Description of the task => Give the entries again, word for word.

Recorded information =>
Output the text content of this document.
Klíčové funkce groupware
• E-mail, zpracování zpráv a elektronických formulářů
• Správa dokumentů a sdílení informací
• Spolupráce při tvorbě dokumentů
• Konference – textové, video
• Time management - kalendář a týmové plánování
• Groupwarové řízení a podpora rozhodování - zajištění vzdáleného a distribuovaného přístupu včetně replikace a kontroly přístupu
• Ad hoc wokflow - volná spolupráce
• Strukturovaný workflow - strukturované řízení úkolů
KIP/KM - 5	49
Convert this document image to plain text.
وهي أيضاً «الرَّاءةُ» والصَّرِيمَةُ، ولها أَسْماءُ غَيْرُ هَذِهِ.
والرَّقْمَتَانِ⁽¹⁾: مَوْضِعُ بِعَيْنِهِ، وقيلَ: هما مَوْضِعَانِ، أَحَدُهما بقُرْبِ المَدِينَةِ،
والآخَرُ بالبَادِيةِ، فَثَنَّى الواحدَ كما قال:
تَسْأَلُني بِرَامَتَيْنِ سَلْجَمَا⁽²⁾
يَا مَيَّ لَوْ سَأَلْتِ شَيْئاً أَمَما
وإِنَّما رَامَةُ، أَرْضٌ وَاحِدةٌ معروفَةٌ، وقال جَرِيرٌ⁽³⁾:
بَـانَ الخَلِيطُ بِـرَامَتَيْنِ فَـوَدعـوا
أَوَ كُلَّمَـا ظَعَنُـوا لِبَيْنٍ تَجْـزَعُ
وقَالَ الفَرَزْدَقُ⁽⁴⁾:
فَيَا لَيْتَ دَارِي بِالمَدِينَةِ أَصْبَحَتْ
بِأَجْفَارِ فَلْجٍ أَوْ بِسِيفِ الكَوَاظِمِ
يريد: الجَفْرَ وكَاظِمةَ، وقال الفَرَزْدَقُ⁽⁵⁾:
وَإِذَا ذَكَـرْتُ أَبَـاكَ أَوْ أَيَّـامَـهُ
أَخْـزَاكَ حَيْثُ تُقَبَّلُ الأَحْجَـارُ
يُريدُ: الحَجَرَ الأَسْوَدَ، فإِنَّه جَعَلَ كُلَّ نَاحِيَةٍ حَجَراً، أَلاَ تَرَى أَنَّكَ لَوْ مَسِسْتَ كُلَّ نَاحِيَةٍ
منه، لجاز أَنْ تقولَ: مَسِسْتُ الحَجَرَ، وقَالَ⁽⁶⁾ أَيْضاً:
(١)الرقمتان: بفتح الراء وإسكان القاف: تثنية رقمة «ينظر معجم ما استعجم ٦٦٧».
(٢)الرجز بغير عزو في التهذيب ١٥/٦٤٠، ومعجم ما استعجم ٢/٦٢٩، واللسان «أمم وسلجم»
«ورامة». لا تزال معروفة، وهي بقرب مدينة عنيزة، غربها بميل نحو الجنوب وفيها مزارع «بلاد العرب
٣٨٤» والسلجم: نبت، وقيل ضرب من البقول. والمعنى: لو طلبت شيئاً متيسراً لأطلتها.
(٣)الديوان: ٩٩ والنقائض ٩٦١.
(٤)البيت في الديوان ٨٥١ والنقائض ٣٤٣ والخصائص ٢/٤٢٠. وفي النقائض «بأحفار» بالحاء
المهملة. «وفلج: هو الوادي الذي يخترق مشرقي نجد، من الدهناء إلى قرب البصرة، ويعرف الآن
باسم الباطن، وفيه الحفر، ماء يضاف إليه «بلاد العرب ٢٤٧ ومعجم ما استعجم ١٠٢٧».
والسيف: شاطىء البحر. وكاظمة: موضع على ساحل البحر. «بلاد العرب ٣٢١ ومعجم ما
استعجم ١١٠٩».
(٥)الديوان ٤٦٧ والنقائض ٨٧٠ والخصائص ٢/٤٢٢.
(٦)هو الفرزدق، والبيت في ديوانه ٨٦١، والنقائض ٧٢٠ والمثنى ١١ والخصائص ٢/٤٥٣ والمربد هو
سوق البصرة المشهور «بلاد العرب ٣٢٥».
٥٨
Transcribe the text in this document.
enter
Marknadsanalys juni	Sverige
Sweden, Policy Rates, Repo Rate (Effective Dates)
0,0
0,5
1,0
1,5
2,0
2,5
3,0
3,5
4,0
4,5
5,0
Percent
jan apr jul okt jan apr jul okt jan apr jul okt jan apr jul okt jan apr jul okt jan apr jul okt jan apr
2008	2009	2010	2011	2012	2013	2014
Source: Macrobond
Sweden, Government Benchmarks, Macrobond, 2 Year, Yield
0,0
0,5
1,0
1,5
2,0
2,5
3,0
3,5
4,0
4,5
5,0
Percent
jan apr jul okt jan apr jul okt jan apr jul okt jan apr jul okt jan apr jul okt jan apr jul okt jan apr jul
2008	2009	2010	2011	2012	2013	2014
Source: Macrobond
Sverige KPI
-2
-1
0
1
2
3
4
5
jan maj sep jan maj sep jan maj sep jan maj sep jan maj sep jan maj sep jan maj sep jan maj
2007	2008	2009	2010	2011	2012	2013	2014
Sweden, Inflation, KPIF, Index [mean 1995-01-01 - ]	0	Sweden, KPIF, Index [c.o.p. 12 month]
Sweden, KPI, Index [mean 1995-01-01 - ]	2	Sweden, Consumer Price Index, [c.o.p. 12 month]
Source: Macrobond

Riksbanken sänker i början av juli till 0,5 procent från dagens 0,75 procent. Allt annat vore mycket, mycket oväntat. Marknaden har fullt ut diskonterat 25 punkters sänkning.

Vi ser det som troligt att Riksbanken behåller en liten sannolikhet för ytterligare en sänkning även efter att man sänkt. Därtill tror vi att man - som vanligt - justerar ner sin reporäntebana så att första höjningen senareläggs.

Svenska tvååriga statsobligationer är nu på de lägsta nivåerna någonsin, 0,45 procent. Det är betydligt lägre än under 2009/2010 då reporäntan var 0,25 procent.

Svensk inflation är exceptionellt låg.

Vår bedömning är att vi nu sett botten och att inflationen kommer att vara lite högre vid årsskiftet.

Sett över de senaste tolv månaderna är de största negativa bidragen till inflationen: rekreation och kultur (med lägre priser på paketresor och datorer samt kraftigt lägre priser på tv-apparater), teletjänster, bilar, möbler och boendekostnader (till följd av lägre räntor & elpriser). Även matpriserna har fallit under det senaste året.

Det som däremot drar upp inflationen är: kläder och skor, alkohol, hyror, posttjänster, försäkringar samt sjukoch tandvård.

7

Exercise solution =>
Output the text content of this document.
Klíčové funkce groupware
• E-mail, zpracování zpráv a elektronických formulářů
• Správa dokumentů a sdílení informací
• Spolupráce při tvorbě dokumentů
• Konference – textové, video
• Time management - kalendář a týmové plánování
• Groupwarové řízení a podpora rozhodování - zajištění vzdáleného a distribuovaného přístupu včetně replikace a kontroly přístupu
• Ad hoc wokflow - volná spolupráce
• Strukturovaný workflow - strukturované řízení úkolů
KIP/KM - 5	49
Convert this document image to plain text.
وهي أيضاً «الرَّاءةُ» والصَّرِيمَةُ، ولها أَسْماءُ غَيْرُ هَذِهِ.
والرَّقْمَتَانِ⁽¹⁾: مَوْضِعُ بِعَيْنِهِ، وقيلَ: هما مَوْضِعَانِ، أَحَدُهما بقُرْبِ المَدِينَةِ،
والآخَرُ بالبَادِيةِ، فَثَنَّى الواحدَ كما قال:
تَسْأَلُني بِرَامَتَيْنِ سَلْجَمَا⁽²⁾
يَا مَيَّ لَوْ سَأَلْتِ شَيْئاً أَمَما
وإِنَّما رَامَةُ، أَرْضٌ وَاحِدةٌ معروفَةٌ، وقال جَرِيرٌ⁽³⁾:
بَـانَ الخَلِيطُ بِـرَامَتَيْنِ فَـوَدعـوا
أَوَ كُلَّمَـا ظَعَنُـوا لِبَيْنٍ تَجْـزَعُ
وقَالَ الفَرَزْدَقُ⁽⁴⁾:
فَيَا لَيْتَ دَارِي بِالمَدِينَةِ أَصْبَحَتْ
بِأَجْفَارِ فَلْجٍ أَوْ بِسِيفِ الكَوَاظِمِ
يريد: الجَفْرَ وكَاظِمةَ، وقال الفَرَزْدَقُ⁽⁵⁾:
وَإِذَا ذَكَـرْتُ أَبَـاكَ أَوْ أَيَّـامَـهُ
أَخْـزَاكَ حَيْثُ تُقَبَّلُ الأَحْجَـارُ
يُريدُ: الحَجَرَ الأَسْوَدَ، فإِنَّه جَعَلَ كُلَّ نَاحِيَةٍ حَجَراً، أَلاَ تَرَى أَنَّكَ لَوْ مَسِسْتَ كُلَّ نَاحِيَةٍ
منه، لجاز أَنْ تقولَ: مَسِسْتُ الحَجَرَ، وقَالَ⁽⁶⁾ أَيْضاً:
(١)الرقمتان: بفتح الراء وإسكان القاف: تثنية رقمة «ينظر معجم ما استعجم ٦٦٧».
(٢)الرجز بغير عزو في التهذيب ١٥/٦٤٠، ومعجم ما استعجم ٢/٦٢٩، واللسان «أمم وسلجم»
«ورامة». لا تزال معروفة، وهي بقرب مدينة عنيزة، غربها بميل نحو الجنوب وفيها مزارع «بلاد العرب
٣٨٤» والسلجم: نبت، وقيل ضرب من البقول. والمعنى: لو طلبت شيئاً متيسراً لأطلتها.
(٣)الديوان: ٩٩ والنقائض ٩٦١.
(٤)البيت في الديوان ٨٥١ والنقائض ٣٤٣ والخصائص ٢/٤٢٠. وفي النقائض «بأحفار» بالحاء
المهملة. «وفلج: هو الوادي الذي يخترق مشرقي نجد، من الدهناء إلى قرب البصرة، ويعرف الآن
باسم الباطن، وفيه الحفر، ماء يضاف إليه «بلاد العرب ٢٤٧ ومعجم ما استعجم ١٠٢٧».
والسيف: شاطىء البحر. وكاظمة: موضع على ساحل البحر. «بلاد العرب ٣٢١ ومعجم ما
استعجم ١١٠٩».
(٥)الديوان ٤٦٧ والنقائض ٨٧٠ والخصائص ٢/٤٢٢.
(٦)هو الفرزدق، والبيت في ديوانه ٨٦١، والنقائض ٧٢٠ والمثنى ١١ والخصائص ٢/٤٥٣ والمربد هو
سوق البصرة المشهور «بلاد العرب ٣٢٥».
٥٨
Transcribe the text in this document.
enter
Marknadsanalys juni	Sverige
Sweden, Policy Rates, Repo Rate (Effective Dates)
0,0
0,5
1,0
1,5
2,0
2,5
3,0
3,5
4,0
4,5
5,0
Percent
jan apr jul okt jan apr jul okt jan apr jul okt jan apr jul okt jan apr jul okt jan apr jul okt jan apr
2008	2009	2010	2011	2012	2013	2014
Source: Macrobond
Sweden, Government Benchmarks, Macrobond, 2 Year, Yield
0,0
0,5
1,0
1,5
2,0
2,5
3,0
3,5
4,0
4,5
5,0
Percent
jan apr jul okt jan apr jul okt jan apr jul okt jan apr jul okt jan apr jul okt jan apr jul okt jan apr jul
2008	2009	2010	2011	2012	2013	2014
Source: Macrobond
Sverige KPI
-2
-1
0
1
2
3
4
5
jan maj sep jan maj sep jan maj sep jan maj sep jan maj sep jan maj sep jan maj sep jan maj
2007	2008	2009	2010	2011	2012	2013	2014
Sweden, Inflation, KPIF, Index [mean 1995-01-01 - ]	0	Sweden, KPIF, Index [c.o.p. 12 month]
Sweden, KPI, Index [mean 1995-01-01 - ]	2	Sweden, Consumer Price Index, [c.o.p. 12 month]
Source: Macrobond

Riksbanken sänker i början av juli till 0,5 procent från dagens 0,75 procent. Allt annat vore mycket, mycket oväntat. Marknaden har fullt ut diskonterat 25 punkters sänkning.

Vi ser det som troligt att Riksbanken behåller en liten sannolikhet för ytterligare en sänkning även efter att man sänkt. Därtill tror vi att man - som vanligt - justerar ner sin reporäntebana så att första höjningen senareläggs.

Svenska tvååriga statsobligationer är nu på de lägsta nivåerna någonsin, 0,45 procent. Det är betydligt lägre än under 2009/2010 då reporäntan var 0,25 procent.

Svensk inflation är exceptionellt låg.

Vår bedömning är att vi nu sett botten och att inflationen kommer att vara lite högre vid årsskiftet.

Sett över de senaste tolv månaderna är de största negativa bidragen till inflationen: rekreation och kultur (med lägre priser på paketresor och datorer samt kraftigt lägre priser på tv-apparater), teletjänster, bilar, möbler och boendekostnader (till följd av lägre räntor & elpriser). Även matpriserna har fallit under det senaste året.

Det som däremot drar upp inflationen är: kläder och skor, alkohol, hyror, posttjänster, försäkringar samt sjukoch tandvård.

7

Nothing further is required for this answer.